## [Instructions for the task]
Locate all lines in the data below that hold "الهاول" and show them.

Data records
━━━
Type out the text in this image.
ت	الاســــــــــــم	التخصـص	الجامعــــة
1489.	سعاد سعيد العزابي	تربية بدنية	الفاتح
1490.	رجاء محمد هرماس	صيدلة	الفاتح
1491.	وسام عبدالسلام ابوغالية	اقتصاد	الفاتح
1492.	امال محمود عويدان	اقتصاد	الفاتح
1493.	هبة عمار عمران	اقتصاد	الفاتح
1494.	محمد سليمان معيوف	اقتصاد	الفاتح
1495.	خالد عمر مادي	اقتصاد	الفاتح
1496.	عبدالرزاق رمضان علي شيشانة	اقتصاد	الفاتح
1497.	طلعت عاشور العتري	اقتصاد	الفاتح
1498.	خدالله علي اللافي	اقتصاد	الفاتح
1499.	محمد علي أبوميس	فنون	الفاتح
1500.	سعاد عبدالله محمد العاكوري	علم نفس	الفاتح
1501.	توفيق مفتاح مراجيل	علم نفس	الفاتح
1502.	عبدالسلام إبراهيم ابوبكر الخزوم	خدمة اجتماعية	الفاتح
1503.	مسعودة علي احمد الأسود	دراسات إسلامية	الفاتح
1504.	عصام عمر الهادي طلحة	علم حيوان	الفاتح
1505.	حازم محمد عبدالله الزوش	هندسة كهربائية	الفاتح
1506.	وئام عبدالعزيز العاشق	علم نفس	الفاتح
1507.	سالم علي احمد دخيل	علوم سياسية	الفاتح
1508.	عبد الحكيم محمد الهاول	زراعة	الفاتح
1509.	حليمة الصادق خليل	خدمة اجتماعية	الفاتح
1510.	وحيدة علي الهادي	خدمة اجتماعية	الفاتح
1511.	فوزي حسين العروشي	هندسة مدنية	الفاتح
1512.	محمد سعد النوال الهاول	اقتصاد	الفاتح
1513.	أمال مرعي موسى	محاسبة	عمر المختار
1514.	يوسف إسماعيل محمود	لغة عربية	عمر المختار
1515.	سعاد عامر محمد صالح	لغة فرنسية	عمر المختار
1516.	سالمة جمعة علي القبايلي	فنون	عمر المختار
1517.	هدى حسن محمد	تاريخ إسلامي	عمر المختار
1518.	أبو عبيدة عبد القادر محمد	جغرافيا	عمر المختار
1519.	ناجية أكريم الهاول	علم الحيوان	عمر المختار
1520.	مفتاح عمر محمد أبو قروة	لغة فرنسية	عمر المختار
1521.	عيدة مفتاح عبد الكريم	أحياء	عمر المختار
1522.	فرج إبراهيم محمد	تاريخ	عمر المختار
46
━━━
## [Answer to this task]
1508.	عبد الحكيم محمد الهاول	زراعة	الفاتح
1512.	محمد سعد النوال الهاول	اقتصاد	الفاتح
1519.	ناجية أكريم الهاول	علم الحيوان	عمر المختار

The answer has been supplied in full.